Task to carry out
Collect all lines below with the string "JSON".

(begin)

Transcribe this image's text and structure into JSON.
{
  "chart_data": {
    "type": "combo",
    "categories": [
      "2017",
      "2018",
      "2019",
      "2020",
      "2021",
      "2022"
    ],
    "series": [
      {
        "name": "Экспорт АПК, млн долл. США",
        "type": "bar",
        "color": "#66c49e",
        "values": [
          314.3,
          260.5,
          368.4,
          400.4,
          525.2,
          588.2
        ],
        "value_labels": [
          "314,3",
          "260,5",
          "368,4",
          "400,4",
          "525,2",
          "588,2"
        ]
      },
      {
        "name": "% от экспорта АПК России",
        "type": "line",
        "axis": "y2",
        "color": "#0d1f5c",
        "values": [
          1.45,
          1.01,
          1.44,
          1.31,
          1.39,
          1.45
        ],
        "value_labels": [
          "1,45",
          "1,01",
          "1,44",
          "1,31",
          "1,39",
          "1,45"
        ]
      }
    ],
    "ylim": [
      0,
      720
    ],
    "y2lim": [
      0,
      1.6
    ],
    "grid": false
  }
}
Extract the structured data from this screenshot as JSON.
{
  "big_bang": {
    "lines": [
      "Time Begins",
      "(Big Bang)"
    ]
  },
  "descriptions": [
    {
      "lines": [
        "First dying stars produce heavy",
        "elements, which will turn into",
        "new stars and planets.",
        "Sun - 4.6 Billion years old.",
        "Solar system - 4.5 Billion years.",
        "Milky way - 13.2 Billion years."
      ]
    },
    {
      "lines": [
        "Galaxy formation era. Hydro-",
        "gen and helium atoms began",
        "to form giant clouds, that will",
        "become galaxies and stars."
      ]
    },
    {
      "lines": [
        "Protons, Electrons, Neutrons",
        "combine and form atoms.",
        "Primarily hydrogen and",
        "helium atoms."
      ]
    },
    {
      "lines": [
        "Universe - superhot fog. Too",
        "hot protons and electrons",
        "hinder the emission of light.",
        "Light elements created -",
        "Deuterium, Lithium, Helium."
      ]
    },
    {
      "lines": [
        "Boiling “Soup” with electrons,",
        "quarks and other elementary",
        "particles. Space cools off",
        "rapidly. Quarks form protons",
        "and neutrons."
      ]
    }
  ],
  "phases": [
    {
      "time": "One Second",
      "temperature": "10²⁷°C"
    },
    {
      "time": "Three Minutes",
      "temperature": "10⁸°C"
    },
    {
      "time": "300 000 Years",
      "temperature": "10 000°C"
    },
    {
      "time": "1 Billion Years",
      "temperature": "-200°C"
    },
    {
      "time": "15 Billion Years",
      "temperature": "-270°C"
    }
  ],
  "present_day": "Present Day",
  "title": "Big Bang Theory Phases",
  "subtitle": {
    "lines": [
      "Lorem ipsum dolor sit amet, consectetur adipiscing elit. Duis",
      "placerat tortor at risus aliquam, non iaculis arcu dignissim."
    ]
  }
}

(end)

Answer to this exercise
Transcribe this image's text and structure into JSON.
Extract the structured data from this screenshot as JSON.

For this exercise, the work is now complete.